Spatial data analysis
Spatial analysis was performed to observe the relationship pattern between the two variables. Based on a selected community, an interpolation process was employed to create an overlay map of COVID-19 cases and climate parameters. The Jakarta grid map interpolation was used to estimate the magnitude of climate variables outside the measurement points (weather stations) by applying the following steps. Firstly, a grid map of five weather monitoring stations was created. The interpolation was performed by entering the point values or coordinate attribute data (longitude and latitude) into the climate variable attribute table so. The coordinate points were joined in the climate variable map. Secondly, the independent variable vector data were digitized by inputting the spatial data on climate variables into a base map, then processing and selecting a color symbol (single-band pseudocolor) with color ramp blues. Consequently, a digital category of high and low climate variables was formed depending on the data magnitude. Thirdly, the dependent variable vector data were digitized by entering spatial data on COVID-19 rates into the base map, depending on the community, followed by processing and selecting a point symbol (centroid). A digital category of large and small cases was generated based on the disease data. Fourthly, the two vector maps were interpolated with the plugin interpolation menu. Therefore, an interpolated raster plot was obtained and used to analyze or predict the climate variable values in each community. The resulting color gradations and point symbols did not show any ratio but only reported ordinal values, including high-low climate variations and number of virus cases. This color gradation ranged from dark blue to white, indicating high to low wind speeds (maximum and mean). Subsequently, the colors were created digitally using a single band pseudocolorwith ramp blues colors from Quantum Geographic Information System (QGIS) software(RRID:SCR_018507) with a natural grouping of five classes, where very dark blue = very high, dark blue = high, blue = medium, light blue = and white = very low. The dot symbol (centroid) varied from large to small, representing the virus spread. Similarly, the point symbol size was digitally generated using a simple marker or a standard symbol from the QGIS software with a linear classification between 0 and 17.
The spatially analyzed data were further processed with overlayed thematic graphics and maps to show the relationship pattern based on time and location. The spatial analysis was associated with the statistical correlation results generated using the QGIS software version 3.0 at the Computer Laboratory of the Faculty of Public Health, University of Indonesia.

-*-

◆ Task requirements
Print everything in the spatial analysis passage from "The spatially analyzed" down to "University of Indonesia.". The entries after the spatial analysis passage are separate material.

-*-

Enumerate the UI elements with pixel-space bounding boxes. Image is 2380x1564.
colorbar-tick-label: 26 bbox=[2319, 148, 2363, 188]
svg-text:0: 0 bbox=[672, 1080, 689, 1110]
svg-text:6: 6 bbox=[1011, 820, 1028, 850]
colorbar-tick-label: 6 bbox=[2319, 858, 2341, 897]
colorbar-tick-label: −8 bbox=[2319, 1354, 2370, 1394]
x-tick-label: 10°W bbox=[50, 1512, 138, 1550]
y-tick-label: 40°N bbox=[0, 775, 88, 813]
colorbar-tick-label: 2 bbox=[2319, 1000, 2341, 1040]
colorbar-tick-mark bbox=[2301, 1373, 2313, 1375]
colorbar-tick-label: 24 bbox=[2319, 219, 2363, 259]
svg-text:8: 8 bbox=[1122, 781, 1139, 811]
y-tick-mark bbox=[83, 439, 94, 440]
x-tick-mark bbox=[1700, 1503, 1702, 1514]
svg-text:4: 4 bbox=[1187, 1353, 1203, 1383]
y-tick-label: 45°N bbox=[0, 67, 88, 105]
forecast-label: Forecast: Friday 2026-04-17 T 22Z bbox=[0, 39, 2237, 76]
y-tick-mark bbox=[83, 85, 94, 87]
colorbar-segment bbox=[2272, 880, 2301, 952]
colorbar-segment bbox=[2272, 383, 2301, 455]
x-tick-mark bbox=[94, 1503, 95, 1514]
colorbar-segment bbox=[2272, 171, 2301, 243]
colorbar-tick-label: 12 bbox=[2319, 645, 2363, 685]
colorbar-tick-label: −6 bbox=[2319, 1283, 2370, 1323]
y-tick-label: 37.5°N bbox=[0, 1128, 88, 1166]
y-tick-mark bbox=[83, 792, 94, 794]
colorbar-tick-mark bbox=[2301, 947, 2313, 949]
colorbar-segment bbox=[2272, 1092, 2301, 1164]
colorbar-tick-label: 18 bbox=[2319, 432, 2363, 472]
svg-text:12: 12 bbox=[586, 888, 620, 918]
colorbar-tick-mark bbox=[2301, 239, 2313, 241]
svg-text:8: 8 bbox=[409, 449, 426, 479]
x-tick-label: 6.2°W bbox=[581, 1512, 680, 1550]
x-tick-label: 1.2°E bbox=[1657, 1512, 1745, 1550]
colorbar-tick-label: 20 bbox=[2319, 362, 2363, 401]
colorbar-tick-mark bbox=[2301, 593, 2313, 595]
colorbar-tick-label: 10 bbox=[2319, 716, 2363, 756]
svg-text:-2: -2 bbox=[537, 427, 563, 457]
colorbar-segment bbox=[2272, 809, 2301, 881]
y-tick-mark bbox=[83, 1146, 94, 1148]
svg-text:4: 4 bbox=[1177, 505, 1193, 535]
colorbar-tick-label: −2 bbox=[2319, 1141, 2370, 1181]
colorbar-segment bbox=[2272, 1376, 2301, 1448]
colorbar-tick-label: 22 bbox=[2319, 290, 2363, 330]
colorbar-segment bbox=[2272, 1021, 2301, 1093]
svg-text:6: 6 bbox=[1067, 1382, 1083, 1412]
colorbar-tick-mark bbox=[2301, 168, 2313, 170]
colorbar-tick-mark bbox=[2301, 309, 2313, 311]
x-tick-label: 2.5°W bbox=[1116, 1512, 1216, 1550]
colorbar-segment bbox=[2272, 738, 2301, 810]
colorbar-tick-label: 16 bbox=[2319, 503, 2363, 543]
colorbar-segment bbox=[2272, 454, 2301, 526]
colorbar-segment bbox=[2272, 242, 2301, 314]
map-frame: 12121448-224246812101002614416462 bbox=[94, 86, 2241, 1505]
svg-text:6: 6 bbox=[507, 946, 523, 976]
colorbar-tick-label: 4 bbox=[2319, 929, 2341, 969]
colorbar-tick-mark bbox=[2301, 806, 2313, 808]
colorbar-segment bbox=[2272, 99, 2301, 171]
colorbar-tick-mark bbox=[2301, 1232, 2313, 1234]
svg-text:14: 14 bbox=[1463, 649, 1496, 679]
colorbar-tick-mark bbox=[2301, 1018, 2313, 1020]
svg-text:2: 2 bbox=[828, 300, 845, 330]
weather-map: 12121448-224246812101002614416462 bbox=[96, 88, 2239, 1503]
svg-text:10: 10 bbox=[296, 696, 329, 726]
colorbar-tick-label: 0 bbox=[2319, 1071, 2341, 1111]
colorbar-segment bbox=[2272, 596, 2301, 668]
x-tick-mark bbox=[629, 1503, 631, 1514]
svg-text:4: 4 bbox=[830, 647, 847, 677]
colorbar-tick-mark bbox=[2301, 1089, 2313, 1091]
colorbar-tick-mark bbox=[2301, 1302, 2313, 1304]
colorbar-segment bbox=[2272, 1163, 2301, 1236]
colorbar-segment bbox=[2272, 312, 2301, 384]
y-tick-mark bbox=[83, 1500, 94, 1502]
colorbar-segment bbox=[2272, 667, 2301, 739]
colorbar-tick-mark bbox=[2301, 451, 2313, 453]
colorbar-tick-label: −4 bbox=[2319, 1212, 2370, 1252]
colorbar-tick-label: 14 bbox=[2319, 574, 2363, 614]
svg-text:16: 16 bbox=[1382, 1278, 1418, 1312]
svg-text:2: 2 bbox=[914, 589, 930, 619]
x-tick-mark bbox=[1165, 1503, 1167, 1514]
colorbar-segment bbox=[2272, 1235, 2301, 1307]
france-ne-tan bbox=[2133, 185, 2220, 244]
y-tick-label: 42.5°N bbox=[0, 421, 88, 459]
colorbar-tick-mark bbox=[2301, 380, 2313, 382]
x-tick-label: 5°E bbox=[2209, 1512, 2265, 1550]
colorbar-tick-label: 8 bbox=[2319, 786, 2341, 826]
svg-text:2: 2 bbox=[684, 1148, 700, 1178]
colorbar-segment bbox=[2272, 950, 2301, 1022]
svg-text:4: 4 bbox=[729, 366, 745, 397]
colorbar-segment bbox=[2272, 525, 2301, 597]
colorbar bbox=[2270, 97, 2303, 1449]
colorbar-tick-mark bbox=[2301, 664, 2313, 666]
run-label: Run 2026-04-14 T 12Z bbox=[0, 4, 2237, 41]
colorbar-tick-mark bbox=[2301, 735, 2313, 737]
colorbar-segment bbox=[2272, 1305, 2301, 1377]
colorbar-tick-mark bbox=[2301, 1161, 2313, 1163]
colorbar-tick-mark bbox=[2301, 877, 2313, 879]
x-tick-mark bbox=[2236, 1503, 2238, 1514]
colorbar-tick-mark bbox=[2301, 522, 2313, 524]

-*-

◆ Exercise result
The spatially analyzed data were further processed with overlayed thematic graphics and maps to show the relationship pattern based on time and location. The spatial analysis was associated with the statistical correlation results generated using the QGIS software version 3.0 at the Computer Laboratory of the Faculty of Public Health, University of Indonesia.